▶ **Task**
Give the material again in full, matching it exactly.

▶ **Information supplied**

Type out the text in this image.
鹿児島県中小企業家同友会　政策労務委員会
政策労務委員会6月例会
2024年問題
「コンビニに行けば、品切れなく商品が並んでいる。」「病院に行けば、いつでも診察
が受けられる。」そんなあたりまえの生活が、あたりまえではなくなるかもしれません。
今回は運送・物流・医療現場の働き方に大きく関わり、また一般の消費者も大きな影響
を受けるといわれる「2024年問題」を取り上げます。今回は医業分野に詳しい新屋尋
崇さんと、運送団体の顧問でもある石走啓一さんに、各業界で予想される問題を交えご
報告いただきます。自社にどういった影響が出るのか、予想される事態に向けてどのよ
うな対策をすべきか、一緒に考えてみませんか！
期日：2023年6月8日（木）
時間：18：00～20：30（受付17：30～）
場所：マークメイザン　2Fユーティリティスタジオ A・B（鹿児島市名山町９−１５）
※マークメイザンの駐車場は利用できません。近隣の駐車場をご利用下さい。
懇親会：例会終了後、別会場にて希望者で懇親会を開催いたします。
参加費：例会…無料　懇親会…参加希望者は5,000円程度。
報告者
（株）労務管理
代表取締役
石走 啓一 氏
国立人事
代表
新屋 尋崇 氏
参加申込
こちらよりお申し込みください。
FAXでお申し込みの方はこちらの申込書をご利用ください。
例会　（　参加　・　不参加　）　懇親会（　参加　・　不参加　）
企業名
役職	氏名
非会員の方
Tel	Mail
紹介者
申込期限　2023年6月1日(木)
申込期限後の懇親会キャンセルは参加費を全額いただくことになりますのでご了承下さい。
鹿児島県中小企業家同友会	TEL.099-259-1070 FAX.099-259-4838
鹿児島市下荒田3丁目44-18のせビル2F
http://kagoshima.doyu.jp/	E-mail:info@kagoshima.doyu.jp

▶ **The solution**
Type out the text in this image.
鹿児島県中小企業家同友会　政策労務委員会
政策労務委員会6月例会
2024年問題
「コンビニに行けば、品切れなく商品が並んでいる。」「病院に行けば、いつでも診察
が受けられる。」そんなあたりまえの生活が、あたりまえではなくなるかもしれません。
今回は運送・物流・医療現場の働き方に大きく関わり、また一般の消費者も大きな影響
を受けるといわれる「2024年問題」を取り上げます。今回は医業分野に詳しい新屋尋
崇さんと、運送団体の顧問でもある石走啓一さんに、各業界で予想される問題を交えご
報告いただきます。自社にどういった影響が出るのか、予想される事態に向けてどのよ
うな対策をすべきか、一緒に考えてみませんか！
期日：2023年6月8日（木）
時間：18：00～20：30（受付17：30～）
場所：マークメイザン　2Fユーティリティスタジオ A・B（鹿児島市名山町９−１５）
※マークメイザンの駐車場は利用できません。近隣の駐車場をご利用下さい。
懇親会：例会終了後、別会場にて希望者で懇親会を開催いたします。
参加費：例会…無料　懇親会…参加希望者は5,000円程度。
報告者
（株）労務管理
代表取締役
石走 啓一 氏
国立人事
代表
新屋 尋崇 氏
参加申込
こちらよりお申し込みください。
FAXでお申し込みの方はこちらの申込書をご利用ください。
例会　（　参加　・　不参加　）　懇親会（　参加　・　不参加　）
企業名
役職	氏名
非会員の方
Tel	Mail
紹介者
申込期限　2023年6月1日(木)
申込期限後の懇親会キャンセルは参加費を全額いただくことになりますのでご了承下さい。
鹿児島県中小企業家同友会	TEL.099-259-1070 FAX.099-259-4838
鹿児島市下荒田3丁目44-18のせビル2F
http://kagoshima.doyu.jp/	E-mail:info@kagoshima.doyu.jp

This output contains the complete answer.